• _What to produce_
Set the listing down again in full, word for word, with the pictures left out.
"""
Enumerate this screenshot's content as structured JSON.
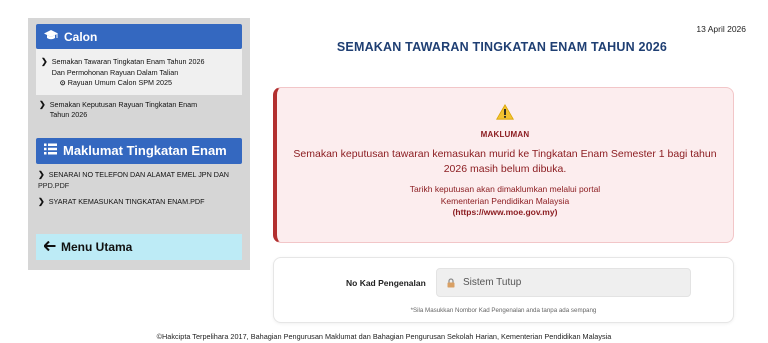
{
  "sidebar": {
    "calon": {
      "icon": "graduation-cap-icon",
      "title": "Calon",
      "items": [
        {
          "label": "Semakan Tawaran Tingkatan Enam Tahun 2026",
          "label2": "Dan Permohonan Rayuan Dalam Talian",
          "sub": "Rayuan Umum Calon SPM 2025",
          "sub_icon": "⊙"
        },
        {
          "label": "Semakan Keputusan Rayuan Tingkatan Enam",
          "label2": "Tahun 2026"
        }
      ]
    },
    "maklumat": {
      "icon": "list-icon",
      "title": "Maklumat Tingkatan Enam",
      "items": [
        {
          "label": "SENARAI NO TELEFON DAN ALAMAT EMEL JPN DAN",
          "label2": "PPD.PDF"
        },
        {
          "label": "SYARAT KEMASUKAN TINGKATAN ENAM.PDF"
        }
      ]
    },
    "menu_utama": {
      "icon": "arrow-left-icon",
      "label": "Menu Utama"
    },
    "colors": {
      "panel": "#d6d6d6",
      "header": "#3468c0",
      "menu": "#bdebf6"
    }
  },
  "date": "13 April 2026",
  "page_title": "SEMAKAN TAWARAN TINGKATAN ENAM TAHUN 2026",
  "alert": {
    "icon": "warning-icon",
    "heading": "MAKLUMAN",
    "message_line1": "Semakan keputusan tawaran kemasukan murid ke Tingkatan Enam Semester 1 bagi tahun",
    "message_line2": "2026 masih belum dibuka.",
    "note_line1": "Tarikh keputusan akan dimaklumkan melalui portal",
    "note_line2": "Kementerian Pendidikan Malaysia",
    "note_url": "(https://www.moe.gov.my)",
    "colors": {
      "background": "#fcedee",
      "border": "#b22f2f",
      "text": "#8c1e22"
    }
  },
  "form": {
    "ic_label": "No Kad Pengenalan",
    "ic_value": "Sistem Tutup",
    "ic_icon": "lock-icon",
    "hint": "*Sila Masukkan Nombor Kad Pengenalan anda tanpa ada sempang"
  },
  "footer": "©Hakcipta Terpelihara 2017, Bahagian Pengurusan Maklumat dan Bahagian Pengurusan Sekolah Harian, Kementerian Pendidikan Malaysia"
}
"""
• _Exercise response_
Enumerate this screenshot's content as structured JSON.
{
  "sidebar": {
    "calon": {
      "icon": "graduation-cap-icon",
      "title": "Calon",
      "items": [
        {
          "label": "Semakan Tawaran Tingkatan Enam Tahun 2026",
          "label2": "Dan Permohonan Rayuan Dalam Talian",
          "sub": "Rayuan Umum Calon SPM 2025",
          "sub_icon": "⊙"
        },
        {
          "label": "Semakan Keputusan Rayuan Tingkatan Enam",
          "label2": "Tahun 2026"
        }
      ]
    },
    "maklumat": {
      "icon": "list-icon",
      "title": "Maklumat Tingkatan Enam",
      "items": [
        {
          "label": "SENARAI NO TELEFON DAN ALAMAT EMEL JPN DAN",
          "label2": "PPD.PDF"
        },
        {
          "label": "SYARAT KEMASUKAN TINGKATAN ENAM.PDF"
        }
      ]
    },
    "menu_utama": {
      "icon": "arrow-left-icon",
      "label": "Menu Utama"
    },
    "colors": {
      "panel": "#d6d6d6",
      "header": "#3468c0",
      "menu": "#bdebf6"
    }
  },
  "date": "13 April 2026",
  "page_title": "SEMAKAN TAWARAN TINGKATAN ENAM TAHUN 2026",
  "alert": {
    "icon": "warning-icon",
    "heading": "MAKLUMAN",
    "message_line1": "Semakan keputusan tawaran kemasukan murid ke Tingkatan Enam Semester 1 bagi tahun",
    "message_line2": "2026 masih belum dibuka.",
    "note_line1": "Tarikh keputusan akan dimaklumkan melalui portal",
    "note_line2": "Kementerian Pendidikan Malaysia",
    "note_url": "(https://www.moe.gov.my)",
    "colors": {
      "background": "#fcedee",
      "border": "#b22f2f",
      "text": "#8c1e22"
    }
  },
  "form": {
    "ic_label": "No Kad Pengenalan",
    "ic_value": "Sistem Tutup",
    "ic_icon": "lock-icon",
    "hint": "*Sila Masukkan Nombor Kad Pengenalan anda tanpa ada sempang"
  },
  "footer": "©Hakcipta Terpelihara 2017, Bahagian Pengurusan Maklumat dan Bahagian Pengurusan Sekolah Harian, Kementerian Pendidikan Malaysia"
}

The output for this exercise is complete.